- What is expected: Report every line of the data where the string "cerebrale" appears.

- Data supplied:
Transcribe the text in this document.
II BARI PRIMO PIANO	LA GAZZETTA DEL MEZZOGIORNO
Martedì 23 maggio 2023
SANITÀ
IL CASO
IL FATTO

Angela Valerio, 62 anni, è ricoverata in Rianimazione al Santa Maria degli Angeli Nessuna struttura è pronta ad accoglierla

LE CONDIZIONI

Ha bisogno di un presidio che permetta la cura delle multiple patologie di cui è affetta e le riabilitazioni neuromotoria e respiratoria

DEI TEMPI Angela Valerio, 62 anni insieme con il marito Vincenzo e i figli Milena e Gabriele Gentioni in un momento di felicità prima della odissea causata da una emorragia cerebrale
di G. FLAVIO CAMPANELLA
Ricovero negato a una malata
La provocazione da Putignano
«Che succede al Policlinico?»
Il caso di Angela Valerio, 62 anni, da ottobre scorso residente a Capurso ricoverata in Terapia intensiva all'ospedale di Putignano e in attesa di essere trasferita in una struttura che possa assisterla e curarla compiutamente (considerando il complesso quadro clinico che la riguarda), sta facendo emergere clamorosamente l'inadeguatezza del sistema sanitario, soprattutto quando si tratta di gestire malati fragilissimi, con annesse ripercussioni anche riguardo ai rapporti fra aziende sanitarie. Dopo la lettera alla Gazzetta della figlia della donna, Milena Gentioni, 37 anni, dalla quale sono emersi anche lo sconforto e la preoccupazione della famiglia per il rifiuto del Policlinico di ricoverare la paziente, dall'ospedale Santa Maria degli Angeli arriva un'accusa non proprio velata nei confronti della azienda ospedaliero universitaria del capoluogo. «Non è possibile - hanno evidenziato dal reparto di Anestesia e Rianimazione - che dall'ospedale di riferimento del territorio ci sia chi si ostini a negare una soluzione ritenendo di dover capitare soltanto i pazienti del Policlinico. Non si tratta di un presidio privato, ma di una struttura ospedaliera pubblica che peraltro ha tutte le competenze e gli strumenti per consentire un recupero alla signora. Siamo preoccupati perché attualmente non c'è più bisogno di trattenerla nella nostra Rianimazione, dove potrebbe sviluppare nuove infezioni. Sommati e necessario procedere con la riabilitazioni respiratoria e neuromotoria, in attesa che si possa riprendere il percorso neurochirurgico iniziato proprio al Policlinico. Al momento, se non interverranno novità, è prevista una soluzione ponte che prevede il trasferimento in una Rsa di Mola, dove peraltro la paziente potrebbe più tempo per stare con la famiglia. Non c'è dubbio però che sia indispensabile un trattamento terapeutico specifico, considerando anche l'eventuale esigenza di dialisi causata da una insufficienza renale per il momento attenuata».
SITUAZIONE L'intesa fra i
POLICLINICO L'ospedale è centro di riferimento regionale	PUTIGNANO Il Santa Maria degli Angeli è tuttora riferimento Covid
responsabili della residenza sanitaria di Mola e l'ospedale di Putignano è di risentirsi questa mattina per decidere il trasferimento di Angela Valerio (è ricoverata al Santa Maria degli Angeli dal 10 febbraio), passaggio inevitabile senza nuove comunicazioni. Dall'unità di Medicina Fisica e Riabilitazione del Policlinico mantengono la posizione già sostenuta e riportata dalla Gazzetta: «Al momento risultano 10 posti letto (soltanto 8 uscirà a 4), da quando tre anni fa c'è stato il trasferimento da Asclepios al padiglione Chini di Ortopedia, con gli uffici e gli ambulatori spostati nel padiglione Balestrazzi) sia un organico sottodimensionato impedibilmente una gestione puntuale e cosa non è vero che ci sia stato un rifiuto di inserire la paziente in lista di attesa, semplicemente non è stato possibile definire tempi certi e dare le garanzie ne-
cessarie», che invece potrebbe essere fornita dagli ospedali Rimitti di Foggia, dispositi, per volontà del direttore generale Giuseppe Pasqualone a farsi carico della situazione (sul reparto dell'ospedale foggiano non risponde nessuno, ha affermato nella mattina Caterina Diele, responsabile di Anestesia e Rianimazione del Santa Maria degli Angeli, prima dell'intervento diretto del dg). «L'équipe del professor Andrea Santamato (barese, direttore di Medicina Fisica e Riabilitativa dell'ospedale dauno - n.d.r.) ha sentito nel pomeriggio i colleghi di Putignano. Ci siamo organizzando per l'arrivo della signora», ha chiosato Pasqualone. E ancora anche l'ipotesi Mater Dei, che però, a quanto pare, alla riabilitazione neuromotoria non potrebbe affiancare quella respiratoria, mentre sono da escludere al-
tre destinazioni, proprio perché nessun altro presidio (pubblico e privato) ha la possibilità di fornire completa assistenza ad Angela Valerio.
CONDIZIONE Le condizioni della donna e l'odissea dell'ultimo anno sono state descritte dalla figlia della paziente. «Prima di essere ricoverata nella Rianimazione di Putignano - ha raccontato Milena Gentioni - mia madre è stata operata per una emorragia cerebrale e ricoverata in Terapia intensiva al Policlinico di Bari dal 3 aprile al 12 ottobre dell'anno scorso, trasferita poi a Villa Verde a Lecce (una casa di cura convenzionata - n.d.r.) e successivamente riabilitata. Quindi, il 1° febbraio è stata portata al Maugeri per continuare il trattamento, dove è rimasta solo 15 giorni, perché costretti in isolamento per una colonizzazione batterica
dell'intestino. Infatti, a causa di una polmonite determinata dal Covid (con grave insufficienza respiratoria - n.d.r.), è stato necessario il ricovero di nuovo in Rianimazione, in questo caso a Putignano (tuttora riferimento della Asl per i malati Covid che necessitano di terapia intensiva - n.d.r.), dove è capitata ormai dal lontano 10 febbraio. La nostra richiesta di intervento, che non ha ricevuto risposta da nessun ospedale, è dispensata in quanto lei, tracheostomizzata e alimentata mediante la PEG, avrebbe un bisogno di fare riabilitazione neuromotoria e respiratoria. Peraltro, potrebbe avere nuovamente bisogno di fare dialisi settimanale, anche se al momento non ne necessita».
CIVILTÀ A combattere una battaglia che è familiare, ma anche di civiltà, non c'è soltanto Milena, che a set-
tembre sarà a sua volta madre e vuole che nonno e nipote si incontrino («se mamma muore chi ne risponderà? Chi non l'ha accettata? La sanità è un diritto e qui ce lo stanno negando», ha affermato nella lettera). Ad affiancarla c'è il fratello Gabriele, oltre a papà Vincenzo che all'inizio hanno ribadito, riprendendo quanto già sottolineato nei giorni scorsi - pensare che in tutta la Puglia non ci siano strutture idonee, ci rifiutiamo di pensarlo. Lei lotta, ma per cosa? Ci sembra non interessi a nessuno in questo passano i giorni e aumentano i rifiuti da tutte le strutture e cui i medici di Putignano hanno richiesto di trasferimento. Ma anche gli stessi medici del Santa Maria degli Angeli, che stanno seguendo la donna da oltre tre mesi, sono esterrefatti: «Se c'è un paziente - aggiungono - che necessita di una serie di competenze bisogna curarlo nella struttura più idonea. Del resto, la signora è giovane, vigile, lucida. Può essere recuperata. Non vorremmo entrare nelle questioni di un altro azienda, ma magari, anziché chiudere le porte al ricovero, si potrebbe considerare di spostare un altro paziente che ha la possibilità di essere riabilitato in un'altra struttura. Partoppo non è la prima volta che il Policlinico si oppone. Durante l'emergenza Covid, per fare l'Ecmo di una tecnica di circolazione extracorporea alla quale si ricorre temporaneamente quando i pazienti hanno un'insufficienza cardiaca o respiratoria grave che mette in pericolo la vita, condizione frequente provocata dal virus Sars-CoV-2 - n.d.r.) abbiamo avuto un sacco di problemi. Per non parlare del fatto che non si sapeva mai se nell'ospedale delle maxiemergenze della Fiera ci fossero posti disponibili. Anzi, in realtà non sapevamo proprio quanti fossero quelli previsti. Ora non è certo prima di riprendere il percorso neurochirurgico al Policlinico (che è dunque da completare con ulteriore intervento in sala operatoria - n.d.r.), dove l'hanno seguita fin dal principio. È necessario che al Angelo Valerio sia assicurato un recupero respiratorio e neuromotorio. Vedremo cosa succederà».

- Task response:
DEI TEMPI Angela Valerio, 62 anni insieme con il marito Vincenzo e i figli Milena e Gabriele Gentioni in un momento di felicità prima della odissea causata da una emorragia cerebrale
CONDIZIONE Le condizioni della donna e l'odissea dell'ultimo anno sono state descritte dalla figlia della paziente. «Prima di essere ricoverata nella Rianimazione di Putignano - ha raccontato Milena Gentioni - mia madre è stata operata per una emorragia cerebrale e ricoverata in Terapia intensiva al Policlinico di Bari dal 3 aprile al 12 ottobre dell'anno scorso, trasferita poi a Villa Verde a Lecce (una casa di cura convenzionata - n.d.r.) e successivamente riabilitata. Quindi, il 1° febbraio è stata portata al Maugeri per continuare il trattamento, dove è rimasta solo 15 giorni, perché costretti in isolamento per una colonizzazione batterica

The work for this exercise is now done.